[Excerpt from a dataset]
****

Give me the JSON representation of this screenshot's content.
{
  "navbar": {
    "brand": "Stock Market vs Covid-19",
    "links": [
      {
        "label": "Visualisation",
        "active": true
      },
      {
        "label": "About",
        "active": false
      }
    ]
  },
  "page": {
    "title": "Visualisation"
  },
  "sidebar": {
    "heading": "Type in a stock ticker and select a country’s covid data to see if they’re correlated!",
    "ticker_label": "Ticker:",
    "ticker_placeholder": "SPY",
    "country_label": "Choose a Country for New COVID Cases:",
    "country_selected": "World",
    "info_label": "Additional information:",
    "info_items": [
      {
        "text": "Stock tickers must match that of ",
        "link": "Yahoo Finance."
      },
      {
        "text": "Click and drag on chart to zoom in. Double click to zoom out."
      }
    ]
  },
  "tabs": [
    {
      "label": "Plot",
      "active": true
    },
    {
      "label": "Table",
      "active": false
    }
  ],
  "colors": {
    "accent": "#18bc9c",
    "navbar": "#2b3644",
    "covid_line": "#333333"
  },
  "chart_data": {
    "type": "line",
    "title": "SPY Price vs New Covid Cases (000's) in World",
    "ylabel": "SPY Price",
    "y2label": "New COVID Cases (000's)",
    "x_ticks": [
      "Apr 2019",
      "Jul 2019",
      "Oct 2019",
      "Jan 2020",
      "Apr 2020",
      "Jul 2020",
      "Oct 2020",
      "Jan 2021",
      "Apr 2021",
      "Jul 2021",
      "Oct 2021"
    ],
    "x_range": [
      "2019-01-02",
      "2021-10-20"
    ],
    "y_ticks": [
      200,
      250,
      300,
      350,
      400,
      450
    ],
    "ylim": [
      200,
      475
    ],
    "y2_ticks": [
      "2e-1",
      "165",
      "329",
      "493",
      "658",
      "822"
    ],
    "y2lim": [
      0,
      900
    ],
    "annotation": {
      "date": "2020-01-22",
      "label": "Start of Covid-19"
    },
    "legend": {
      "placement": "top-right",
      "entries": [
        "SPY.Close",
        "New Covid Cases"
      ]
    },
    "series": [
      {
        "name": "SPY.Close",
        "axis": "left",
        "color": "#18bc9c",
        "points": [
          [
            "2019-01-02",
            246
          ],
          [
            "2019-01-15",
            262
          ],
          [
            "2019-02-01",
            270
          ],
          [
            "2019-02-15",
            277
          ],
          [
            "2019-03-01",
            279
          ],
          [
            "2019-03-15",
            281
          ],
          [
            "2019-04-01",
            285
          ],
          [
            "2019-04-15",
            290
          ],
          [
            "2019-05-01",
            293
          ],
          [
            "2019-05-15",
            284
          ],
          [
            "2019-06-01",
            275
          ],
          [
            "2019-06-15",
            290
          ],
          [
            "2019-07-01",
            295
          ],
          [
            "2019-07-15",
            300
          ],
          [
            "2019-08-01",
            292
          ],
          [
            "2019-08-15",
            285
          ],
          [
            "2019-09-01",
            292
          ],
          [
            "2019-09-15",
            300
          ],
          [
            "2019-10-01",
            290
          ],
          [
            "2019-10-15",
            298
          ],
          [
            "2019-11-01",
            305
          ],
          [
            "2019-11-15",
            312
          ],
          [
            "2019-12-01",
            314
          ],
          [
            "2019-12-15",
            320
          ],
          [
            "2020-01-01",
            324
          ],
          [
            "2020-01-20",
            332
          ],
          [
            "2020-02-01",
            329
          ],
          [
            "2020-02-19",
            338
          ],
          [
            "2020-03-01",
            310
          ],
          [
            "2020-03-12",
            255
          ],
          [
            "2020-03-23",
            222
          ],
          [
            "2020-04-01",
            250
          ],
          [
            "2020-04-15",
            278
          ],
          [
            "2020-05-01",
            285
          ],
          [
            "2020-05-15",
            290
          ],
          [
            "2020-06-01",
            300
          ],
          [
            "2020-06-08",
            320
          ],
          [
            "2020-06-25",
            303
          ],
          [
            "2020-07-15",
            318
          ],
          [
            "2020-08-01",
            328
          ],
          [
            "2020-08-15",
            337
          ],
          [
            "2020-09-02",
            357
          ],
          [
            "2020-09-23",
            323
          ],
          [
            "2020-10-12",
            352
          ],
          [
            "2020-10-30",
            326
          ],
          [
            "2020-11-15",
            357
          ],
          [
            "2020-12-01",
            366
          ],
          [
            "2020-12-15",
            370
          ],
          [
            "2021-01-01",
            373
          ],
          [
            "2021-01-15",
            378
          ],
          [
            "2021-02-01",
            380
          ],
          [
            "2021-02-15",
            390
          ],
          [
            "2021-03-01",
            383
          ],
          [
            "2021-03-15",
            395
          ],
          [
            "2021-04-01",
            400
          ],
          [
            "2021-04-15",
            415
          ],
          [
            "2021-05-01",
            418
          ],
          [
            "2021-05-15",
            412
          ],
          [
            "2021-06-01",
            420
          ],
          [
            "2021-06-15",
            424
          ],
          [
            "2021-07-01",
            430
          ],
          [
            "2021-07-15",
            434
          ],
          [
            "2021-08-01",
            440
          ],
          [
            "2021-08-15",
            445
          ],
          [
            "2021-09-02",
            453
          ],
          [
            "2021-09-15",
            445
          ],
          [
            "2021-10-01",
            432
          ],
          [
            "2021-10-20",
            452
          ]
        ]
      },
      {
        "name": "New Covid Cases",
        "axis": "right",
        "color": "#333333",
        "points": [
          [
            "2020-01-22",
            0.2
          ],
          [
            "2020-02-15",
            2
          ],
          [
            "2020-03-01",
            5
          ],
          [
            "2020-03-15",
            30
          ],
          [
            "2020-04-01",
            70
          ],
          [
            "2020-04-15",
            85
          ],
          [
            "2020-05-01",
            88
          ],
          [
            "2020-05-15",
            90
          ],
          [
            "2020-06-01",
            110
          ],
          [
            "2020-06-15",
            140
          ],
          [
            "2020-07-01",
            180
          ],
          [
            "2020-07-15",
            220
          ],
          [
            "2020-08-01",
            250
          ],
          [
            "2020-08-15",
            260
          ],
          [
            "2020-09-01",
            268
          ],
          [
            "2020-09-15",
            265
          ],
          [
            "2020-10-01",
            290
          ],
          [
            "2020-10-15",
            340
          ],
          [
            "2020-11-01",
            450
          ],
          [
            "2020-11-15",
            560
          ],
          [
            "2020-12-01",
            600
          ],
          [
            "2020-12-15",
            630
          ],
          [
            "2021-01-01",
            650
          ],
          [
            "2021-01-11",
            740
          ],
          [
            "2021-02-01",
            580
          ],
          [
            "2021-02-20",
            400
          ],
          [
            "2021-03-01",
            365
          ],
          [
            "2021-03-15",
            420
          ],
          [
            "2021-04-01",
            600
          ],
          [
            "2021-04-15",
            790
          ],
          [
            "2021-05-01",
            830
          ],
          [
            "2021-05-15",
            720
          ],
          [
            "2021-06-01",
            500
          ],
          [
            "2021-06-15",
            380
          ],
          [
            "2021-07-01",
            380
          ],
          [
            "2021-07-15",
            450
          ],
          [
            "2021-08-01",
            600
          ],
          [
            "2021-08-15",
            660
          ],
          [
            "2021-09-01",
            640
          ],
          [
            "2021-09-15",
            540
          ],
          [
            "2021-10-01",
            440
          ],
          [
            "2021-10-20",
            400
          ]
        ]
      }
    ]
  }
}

****

Please reproduce all of the entries exactly as they stand.

Give me the JSON representation of this screenshot's content.
{
  "navbar": {
    "brand": "Stock Market vs Covid-19",
    "links": [
      {
        "label": "Visualisation",
        "active": true
      },
      {
        "label": "About",
        "active": false
      }
    ]
  },
  "page": {
    "title": "Visualisation"
  },
  "sidebar": {
    "heading": "Type in a stock ticker and select a country’s covid data to see if they’re correlated!",
    "ticker_label": "Ticker:",
    "ticker_placeholder": "SPY",
    "country_label": "Choose a Country for New COVID Cases:",
    "country_selected": "World",
    "info_label": "Additional information:",
    "info_items": [
      {
        "text": "Stock tickers must match that of ",
        "link": "Yahoo Finance."
      },
      {
        "text": "Click and drag on chart to zoom in. Double click to zoom out."
      }
    ]
  },
  "tabs": [
    {
      "label": "Plot",
      "active": true
    },
    {
      "label": "Table",
      "active": false
    }
  ],
  "colors": {
    "accent": "#18bc9c",
    "navbar": "#2b3644",
    "covid_line": "#333333"
  },
  "chart_data": {
    "type": "line",
    "title": "SPY Price vs New Covid Cases (000's) in World",
    "ylabel": "SPY Price",
    "y2label": "New COVID Cases (000's)",
    "x_ticks": [
      "Apr 2019",
      "Jul 2019",
      "Oct 2019",
      "Jan 2020",
      "Apr 2020",
      "Jul 2020",
      "Oct 2020",
      "Jan 2021",
      "Apr 2021",
      "Jul 2021",
      "Oct 2021"
    ],
    "x_range": [
      "2019-01-02",
      "2021-10-20"
    ],
    "y_ticks": [
      200,
      250,
      300,
      350,
      400,
      450
    ],
    "ylim": [
      200,
      475
    ],
    "y2_ticks": [
      "2e-1",
      "165",
      "329",
      "493",
      "658",
      "822"
    ],
    "y2lim": [
      0,
      900
    ],
    "annotation": {
      "date": "2020-01-22",
      "label": "Start of Covid-19"
    },
    "legend": {
      "placement": "top-right",
      "entries": [
        "SPY.Close",
        "New Covid Cases"
      ]
    },
    "series": [
      {
        "name": "SPY.Close",
        "axis": "left",
        "color": "#18bc9c",
        "points": [
          [
            "2019-01-02",
            246
          ],
          [
            "2019-01-15",
            262
          ],
          [
            "2019-02-01",
            270
          ],
          [
            "2019-02-15",
            277
          ],
          [
            "2019-03-01",
            279
          ],
          [
            "2019-03-15",
            281
          ],
          [
            "2019-04-01",
            285
          ],
          [
            "2019-04-15",
            290
          ],
          [
            "2019-05-01",
            293
          ],
          [
            "2019-05-15",
            284
          ],
          [
            "2019-06-01",
            275
          ],
          [
            "2019-06-15",
            290
          ],
          [
            "2019-07-01",
            295
          ],
          [
            "2019-07-15",
            300
          ],
          [
            "2019-08-01",
            292
          ],
          [
            "2019-08-15",
            285
          ],
          [
            "2019-09-01",
            292
          ],
          [
            "2019-09-15",
            300
          ],
          [
            "2019-10-01",
            290
          ],
          [
            "2019-10-15",
            298
          ],
          [
            "2019-11-01",
            305
          ],
          [
            "2019-11-15",
            312
          ],
          [
            "2019-12-01",
            314
          ],
          [
            "2019-12-15",
            320
          ],
          [
            "2020-01-01",
            324
          ],
          [
            "2020-01-20",
            332
          ],
          [
            "2020-02-01",
            329
          ],
          [
            "2020-02-19",
            338
          ],
          [
            "2020-03-01",
            310
          ],
          [
            "2020-03-12",
            255
          ],
          [
            "2020-03-23",
            222
          ],
          [
            "2020-04-01",
            250
          ],
          [
            "2020-04-15",
            278
          ],
          [
            "2020-05-01",
            285
          ],
          [
            "2020-05-15",
            290
          ],
          [
            "2020-06-01",
            300
          ],
          [
            "2020-06-08",
            320
          ],
          [
            "2020-06-25",
            303
          ],
          [
            "2020-07-15",
            318
          ],
          [
            "2020-08-01",
            328
          ],
          [
            "2020-08-15",
            337
          ],
          [
            "2020-09-02",
            357
          ],
          [
            "2020-09-23",
            323
          ],
          [
            "2020-10-12",
            352
          ],
          [
            "2020-10-30",
            326
          ],
          [
            "2020-11-15",
            357
          ],
          [
            "2020-12-01",
            366
          ],
          [
            "2020-12-15",
            370
          ],
          [
            "2021-01-01",
            373
          ],
          [
            "2021-01-15",
            378
          ],
          [
            "2021-02-01",
            380
          ],
          [
            "2021-02-15",
            390
          ],
          [
            "2021-03-01",
            383
          ],
          [
            "2021-03-15",
            395
          ],
          [
            "2021-04-01",
            400
          ],
          [
            "2021-04-15",
            415
          ],
          [
            "2021-05-01",
            418
          ],
          [
            "2021-05-15",
            412
          ],
          [
            "2021-06-01",
            420
          ],
          [
            "2021-06-15",
            424
          ],
          [
            "2021-07-01",
            430
          ],
          [
            "2021-07-15",
            434
          ],
          [
            "2021-08-01",
            440
          ],
          [
            "2021-08-15",
            445
          ],
          [
            "2021-09-02",
            453
          ],
          [
            "2021-09-15",
            445
          ],
          [
            "2021-10-01",
            432
          ],
          [
            "2021-10-20",
            452
          ]
        ]
      },
      {
        "name": "New Covid Cases",
        "axis": "right",
        "color": "#333333",
        "points": [
          [
            "2020-01-22",
            0.2
          ],
          [
            "2020-02-15",
            2
          ],
          [
            "2020-03-01",
            5
          ],
          [
            "2020-03-15",
            30
          ],
          [
            "2020-04-01",
            70
          ],
          [
            "2020-04-15",
            85
          ],
          [
            "2020-05-01",
            88
          ],
          [
            "2020-05-15",
            90
          ],
          [
            "2020-06-01",
            110
          ],
          [
            "2020-06-15",
            140
          ],
          [
            "2020-07-01",
            180
          ],
          [
            "2020-07-15",
            220
          ],
          [
            "2020-08-01",
            250
          ],
          [
            "2020-08-15",
            260
          ],
          [
            "2020-09-01",
            268
          ],
          [
            "2020-09-15",
            265
          ],
          [
            "2020-10-01",
            290
          ],
          [
            "2020-10-15",
            340
          ],
          [
            "2020-11-01",
            450
          ],
          [
            "2020-11-15",
            560
          ],
          [
            "2020-12-01",
            600
          ],
          [
            "2020-12-15",
            630
          ],
          [
            "2021-01-01",
            650
          ],
          [
            "2021-01-11",
            740
          ],
          [
            "2021-02-01",
            580
          ],
          [
            "2021-02-20",
            400
          ],
          [
            "2021-03-01",
            365
          ],
          [
            "2021-03-15",
            420
          ],
          [
            "2021-04-01",
            600
          ],
          [
            "2021-04-15",
            790
          ],
          [
            "2021-05-01",
            830
          ],
          [
            "2021-05-15",
            720
          ],
          [
            "2021-06-01",
            500
          ],
          [
            "2021-06-15",
            380
          ],
          [
            "2021-07-01",
            380
          ],
          [
            "2021-07-15",
            450
          ],
          [
            "2021-08-01",
            600
          ],
          [
            "2021-08-15",
            660
          ],
          [
            "2021-09-01",
            640
          ],
          [
            "2021-09-15",
            540
          ],
          [
            "2021-10-01",
            440
          ],
          [
            "2021-10-20",
            400
          ]
        ]
      }
    ]
  }
}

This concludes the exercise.